■ Written task 1
In the piece on Patrick Droney below, what is the title of his debut full-length album?
-- start of Source excerpt --
“My earliest memories are of my dad playing guitar in the kitchen or the basement,” Patrick Droney tells American Songwriter. “He was a guitar player back in the ‘70s. After that, he became a doctor, but he’s still such a ‘guitar guy.’ I would just watch him do his thing. He put it in my hands when I was around 6 years old and I haven’t put it down since.”
For Droney, coming to the guitar as a 6-year-old was the start of a life-long journey. See, it didn’t take long for his natural talent and his unwavering passion for music to start taking him places—before he was even old enough to vote in the United States, he was sharing stages with the likes of B.B. King, James Brown, Taj Mahal and more. Then, after roving around for a bit, he settled in Nashville as a young adult and began pursuing his career on a whole new level… which led him to this moment now. On Friday, May 21, Droney released State of the Heart, his debut full-length album.
-- end of Source excerpt --
■ Written task 2
From the listing below, output as a numbered list the lines starting at the one that contains "y-tick-label: 0.0 bbox=[20, 299, 30, 306]" and ending at the one that contains "legend-label: Gosgen bbox=[194, 104, 215, 110]", leaving out blank lines.
-- start of Supplied material --
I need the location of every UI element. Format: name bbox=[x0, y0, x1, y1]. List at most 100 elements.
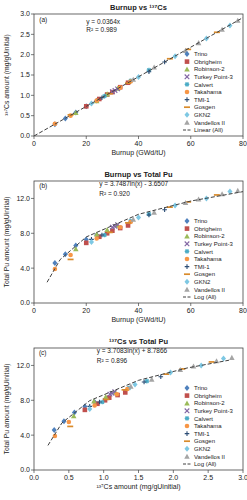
y-tick-label: 0.0 bbox=[20, 299, 30, 306]
legend-marker bbox=[184, 385, 189, 391]
plot-frame bbox=[34, 14, 243, 136]
legend-marker bbox=[185, 90, 190, 95]
y-tick bbox=[31, 198, 34, 199]
legend-marker bbox=[185, 416, 190, 421]
legend-label: Gosgen bbox=[194, 104, 215, 110]
legend-label: GKN2 bbox=[194, 446, 211, 452]
title: Burnup vs Total Pu bbox=[104, 170, 173, 179]
point bbox=[118, 226, 123, 231]
title: ¹³⁷Cs vs Total Pu bbox=[109, 337, 169, 346]
point bbox=[147, 213, 152, 218]
x-tick bbox=[138, 136, 139, 139]
annotation: R² = 0.896 bbox=[97, 357, 128, 364]
y-tick-label: 0.0 bbox=[20, 132, 30, 139]
x-axis-label: Burnup (GWd/tU) bbox=[111, 149, 165, 157]
y-tick-label: 12.0 bbox=[16, 362, 30, 369]
legend-label: Turkey Point-3 bbox=[194, 74, 233, 80]
y-tick bbox=[31, 303, 34, 304]
point bbox=[68, 259, 74, 261]
legend-marker bbox=[184, 51, 189, 57]
legend-marker bbox=[185, 97, 190, 102]
annotation: R² = 0.989 bbox=[86, 26, 117, 33]
annotation: (b) bbox=[39, 182, 47, 190]
x-tick bbox=[138, 303, 139, 306]
x-tick-label: 80 bbox=[239, 140, 247, 147]
legend-marker bbox=[185, 424, 190, 429]
y-tick-label: 12.0 bbox=[16, 195, 30, 202]
point bbox=[229, 355, 235, 360]
point bbox=[68, 253, 73, 258]
y-tick bbox=[31, 470, 34, 471]
x-tick-label: 80 bbox=[239, 307, 247, 314]
legend-label: Trino bbox=[194, 218, 208, 224]
point bbox=[63, 116, 68, 122]
legend-label: Linear (All) bbox=[194, 127, 223, 133]
y-tick-label: 4.0 bbox=[20, 432, 30, 439]
legend-marker bbox=[185, 393, 190, 398]
legend-label: Trino bbox=[194, 51, 208, 57]
legend-label: Vandellos II bbox=[194, 287, 225, 293]
legend-label: TMI-1 bbox=[194, 97, 210, 103]
plot-frame bbox=[34, 181, 243, 303]
legend-label: GKN2 bbox=[194, 279, 211, 285]
annotation: R² = 0.920 bbox=[99, 190, 130, 197]
annotation: (c) bbox=[39, 349, 47, 357]
legend-label: Turkey Point-3 bbox=[194, 241, 233, 247]
legend-marker bbox=[185, 409, 190, 414]
legend-label: Calvert bbox=[194, 249, 213, 255]
y-tick-label: 8.0 bbox=[20, 230, 30, 237]
x-tick bbox=[34, 303, 35, 306]
y-tick bbox=[31, 115, 34, 116]
point bbox=[67, 420, 72, 425]
x-tick-label: 60 bbox=[187, 307, 195, 314]
legend-marker bbox=[185, 257, 190, 262]
y-tick-label: 4.0 bbox=[20, 265, 30, 272]
legend-marker bbox=[184, 218, 189, 224]
point bbox=[71, 413, 77, 418]
x-tick bbox=[138, 470, 139, 473]
y-tick bbox=[31, 136, 34, 137]
legend-label: Calvert bbox=[194, 82, 213, 88]
legend-marker bbox=[185, 242, 190, 247]
x-tick bbox=[68, 470, 69, 473]
y-tick-label: 2.5 bbox=[20, 31, 30, 38]
legend-label: Gosgen bbox=[194, 438, 215, 444]
legend-marker bbox=[184, 279, 189, 285]
point bbox=[100, 233, 105, 238]
legend-marker bbox=[184, 106, 190, 108]
point bbox=[136, 74, 141, 80]
legend-label: Obrigheim bbox=[194, 226, 222, 232]
y-axis-label: Total Pu amount (mg/gUinitial) bbox=[3, 196, 11, 287]
legend-line bbox=[183, 130, 191, 131]
x-tick-label: 0 bbox=[32, 140, 36, 147]
point bbox=[89, 239, 94, 245]
x-tick bbox=[34, 136, 35, 139]
point bbox=[158, 374, 163, 379]
legend-marker bbox=[185, 431, 190, 436]
legend-line bbox=[183, 464, 191, 465]
legend-marker bbox=[184, 120, 190, 125]
legend-marker bbox=[184, 287, 190, 292]
x-tick-label: 20 bbox=[82, 307, 90, 314]
y-tick bbox=[31, 54, 34, 55]
plot-frame bbox=[34, 348, 243, 470]
annotation: y = 3.7487ln(x) - 3.6507 bbox=[99, 180, 168, 188]
legend-label: Trino bbox=[194, 385, 208, 391]
legend-marker bbox=[184, 400, 190, 405]
y-tick bbox=[31, 268, 34, 269]
x-tick bbox=[243, 136, 244, 139]
y-tick bbox=[31, 14, 34, 15]
x-tick bbox=[103, 470, 104, 473]
y-tick-label: 2.0 bbox=[20, 51, 30, 58]
x-tick bbox=[86, 136, 87, 139]
legend-label: TMI-1 bbox=[194, 431, 210, 437]
point bbox=[142, 380, 147, 385]
legend-label: GKN2 bbox=[194, 112, 211, 118]
point bbox=[115, 393, 120, 398]
legend-marker bbox=[185, 59, 190, 64]
legend-label: Log (All) bbox=[194, 294, 216, 300]
y-tick bbox=[31, 75, 34, 76]
annotation: y = 3.7083ln(x) + 8.7866 bbox=[97, 347, 168, 355]
point bbox=[103, 394, 109, 399]
legend-label: Gosgen bbox=[194, 271, 215, 277]
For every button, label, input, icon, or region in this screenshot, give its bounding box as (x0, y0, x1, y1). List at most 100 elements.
-- end of Supplied material --
■ Full output 1
State of the Heart

■ Full output 2
1. y-tick-label: 0.0 bbox=[20, 299, 30, 306]
2. legend-marker bbox=[184, 385, 189, 391]
3. plot-frame bbox=[34, 14, 243, 136]
4. legend-marker bbox=[185, 90, 190, 95]
5. y-tick bbox=[31, 198, 34, 199]
6. legend-marker bbox=[185, 416, 190, 421]
7. legend-label: Gosgen bbox=[194, 104, 215, 110]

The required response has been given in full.